#### Records from a dataset:
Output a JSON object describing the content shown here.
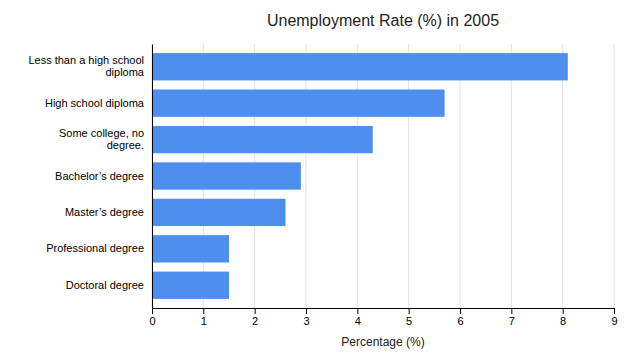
{
  "chart_data": {
    "type": "bar",
    "orientation": "horizontal",
    "title": "Unemployment Rate (%) in 2005",
    "xlabel": "Percentage (%)",
    "categories": [
      "Doctoral degree",
      "Professional degree",
      "Master’s degree",
      "Bachelor’s degree",
      "Some college, no\ndegree.",
      "High school diploma",
      "Less than a high school\ndiploma"
    ],
    "values": [
      1.5,
      1.5,
      2.6,
      2.9,
      4.3,
      5.7,
      8.1
    ],
    "color": "#4d8eef",
    "xlim": [
      0,
      9
    ],
    "xticks": [
      0,
      1,
      2,
      3,
      4,
      5,
      6,
      7,
      8,
      9
    ],
    "grid": true
  }
}
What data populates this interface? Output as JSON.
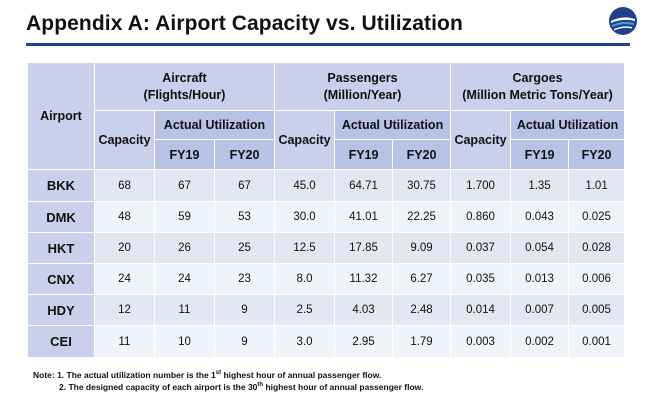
{
  "title": "Appendix A:  Airport Capacity vs. Utilization",
  "header": {
    "airport": "Airport",
    "capacity": "Capacity",
    "actual_utilization": "Actual Utilization",
    "fy19": "FY19",
    "fy20": "FY20",
    "groups": {
      "aircraft": {
        "line1": "Aircraft",
        "line2": "(Flights/Hour)"
      },
      "passengers": {
        "line1": "Passengers",
        "line2": "(Million/Year)"
      },
      "cargoes": {
        "line1": "Cargoes",
        "line2": "(Million Metric Tons/Year)"
      }
    }
  },
  "rows": [
    {
      "airport": "BKK",
      "ac_cap": "68",
      "ac_fy19": "67",
      "ac_fy20": "67",
      "px_cap": "45.0",
      "px_fy19": "64.71",
      "px_fy20": "30.75",
      "cg_cap": "1.700",
      "cg_fy19": "1.35",
      "cg_fy20": "1.01"
    },
    {
      "airport": "DMK",
      "ac_cap": "48",
      "ac_fy19": "59",
      "ac_fy20": "53",
      "px_cap": "30.0",
      "px_fy19": "41.01",
      "px_fy20": "22.25",
      "cg_cap": "0.860",
      "cg_fy19": "0.043",
      "cg_fy20": "0.025"
    },
    {
      "airport": "HKT",
      "ac_cap": "20",
      "ac_fy19": "26",
      "ac_fy20": "25",
      "px_cap": "12.5",
      "px_fy19": "17.85",
      "px_fy20": "9.09",
      "cg_cap": "0.037",
      "cg_fy19": "0.054",
      "cg_fy20": "0.028"
    },
    {
      "airport": "CNX",
      "ac_cap": "24",
      "ac_fy19": "24",
      "ac_fy20": "23",
      "px_cap": "8.0",
      "px_fy19": "11.32",
      "px_fy20": "6.27",
      "cg_cap": "0.035",
      "cg_fy19": "0.013",
      "cg_fy20": "0.006"
    },
    {
      "airport": "HDY",
      "ac_cap": "12",
      "ac_fy19": "11",
      "ac_fy20": "9",
      "px_cap": "2.5",
      "px_fy19": "4.03",
      "px_fy20": "2.48",
      "cg_cap": "0.014",
      "cg_fy19": "0.007",
      "cg_fy20": "0.005"
    },
    {
      "airport": "CEI",
      "ac_cap": "11",
      "ac_fy19": "10",
      "ac_fy20": "9",
      "px_cap": "3.0",
      "px_fy19": "2.95",
      "px_fy20": "1.79",
      "cg_cap": "0.003",
      "cg_fy19": "0.002",
      "cg_fy20": "0.001"
    }
  ],
  "notes": {
    "n1_pre": "Note: 1. The actual utilization number is the 1",
    "n1_sup": "st",
    "n1_post": " highest hour of annual passenger flow.",
    "n2_pre": "2. The designed capacity of each airport is the 30",
    "n2_sup": "th",
    "n2_post": " highest hour of annual passenger flow."
  },
  "logo": {
    "icon": "airport-logo-icon",
    "colors": [
      "#1f3f8f",
      "#3aa0d8"
    ]
  }
}
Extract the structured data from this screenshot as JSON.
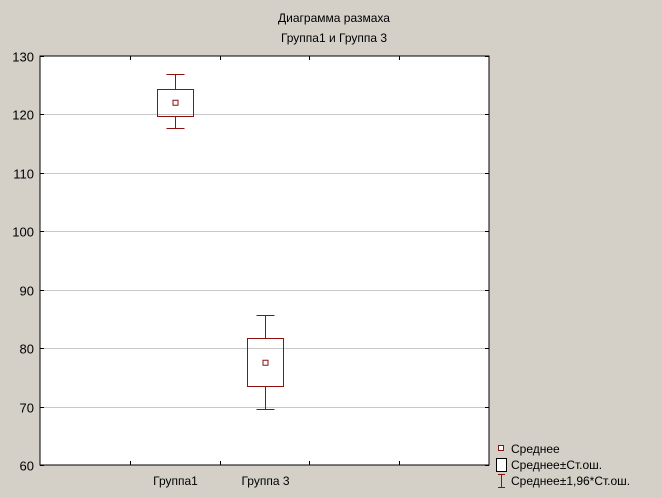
{
  "chart_data": {
    "type": "box",
    "title": "Диаграмма размаха",
    "subtitle": "Группа1   и  Группа 3",
    "categories": [
      "Группа1",
      "Группа 3"
    ],
    "series": [
      {
        "category": "Группа1",
        "mean": 122,
        "se_low": 119.8,
        "se_high": 124.4,
        "ci_low": 117.6,
        "ci_high": 127.0
      },
      {
        "category": "Группа 3",
        "mean": 77.5,
        "se_low": 73.5,
        "se_high": 81.7,
        "ci_low": 69.5,
        "ci_high": 85.6
      }
    ],
    "ylim": [
      60,
      130
    ],
    "yticks": [
      60,
      70,
      80,
      90,
      100,
      110,
      120,
      130
    ],
    "grid": true,
    "legend": {
      "placement": "bottom-right",
      "items": [
        {
          "symbol": "small-square",
          "label": "Среднее"
        },
        {
          "symbol": "box",
          "label": "Среднее±Ст.ош."
        },
        {
          "symbol": "whisker",
          "label": "Среднее±1,96*Ст.ош."
        }
      ]
    },
    "colors": {
      "marks": "#8b1010",
      "background": "#d4d0c8",
      "plot": "#ffffff",
      "grid": "#c8c8c8"
    }
  }
}
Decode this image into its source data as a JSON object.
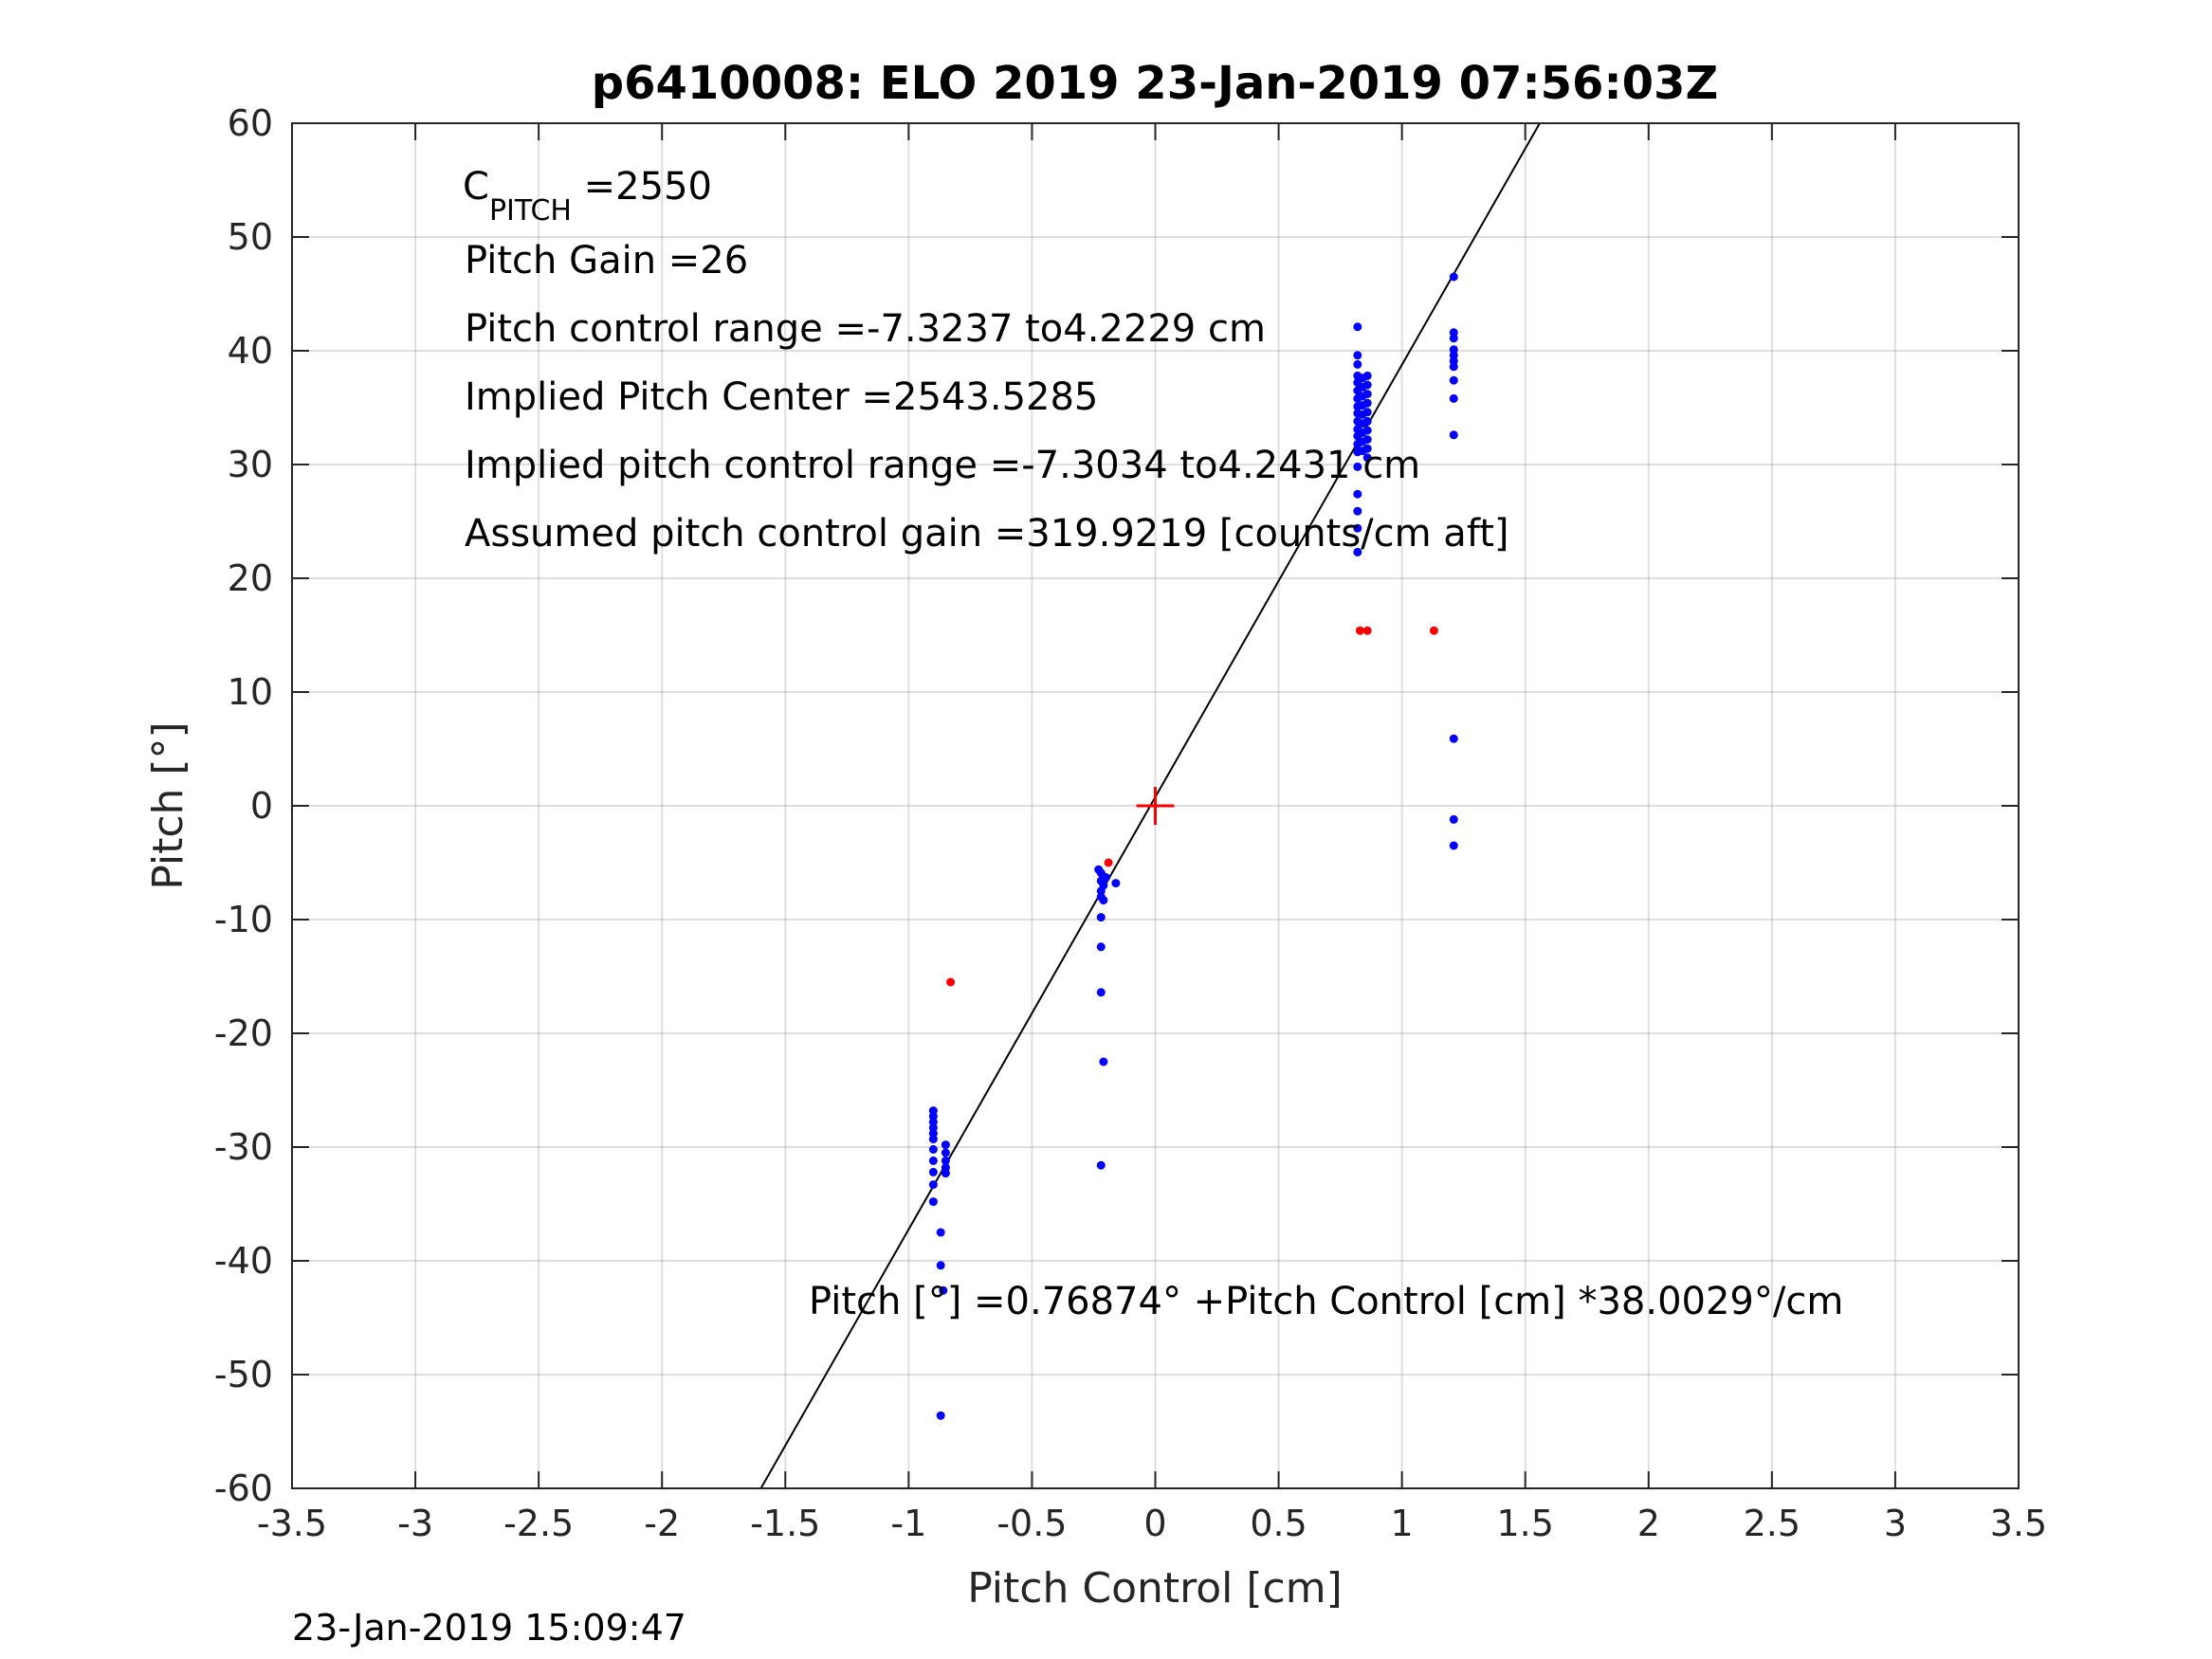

#### Objective:
Beginning at the line that contains "Extract the structured", give the remaining lines of the records again exactly, through the last one. Leave out pictures.

#### Final result:
Extract the structured data from this screenshot as JSON.
{
  "chart_data": {
    "type": "box",
    "title": "Диаграмма размаха",
    "subtitle": "Группа1   и  Группа 3",
    "categories": [
      "Группа1",
      "Группа 3"
    ],
    "series": [
      {
        "category": "Группа1",
        "mean": 122,
        "se_low": 119.8,
        "se_high": 124.4,
        "ci_low": 117.6,
        "ci_high": 127.0
      },
      {
        "category": "Группа 3",
        "mean": 77.5,
        "se_low": 73.5,
        "se_high": 81.7,
        "ci_low": 69.5,
        "ci_high": 85.6
      }
    ],
    "ylim": [
      60,
      130
    ],
    "yticks": [
      60,
      70,
      80,
      90,
      100,
      110,
      120,
      130
    ],
    "grid": true,
    "legend": {
      "placement": "bottom-right",
      "items": [
        {
          "symbol": "small-square",
          "label": "Среднее"
        },
        {
          "symbol": "box",
          "label": "Среднее±Ст.ош."
        },
        {
          "symbol": "whisker",
          "label": "Среднее±1,96*Ст.ош."
        }
      ]
    },
    "colors": {
      "marks": "#8b1010",
      "background": "#d4d0c8",
      "plot": "#ffffff",
      "grid": "#c8c8c8"
    }
  }
}
Decode this image into its source data as a JSON object.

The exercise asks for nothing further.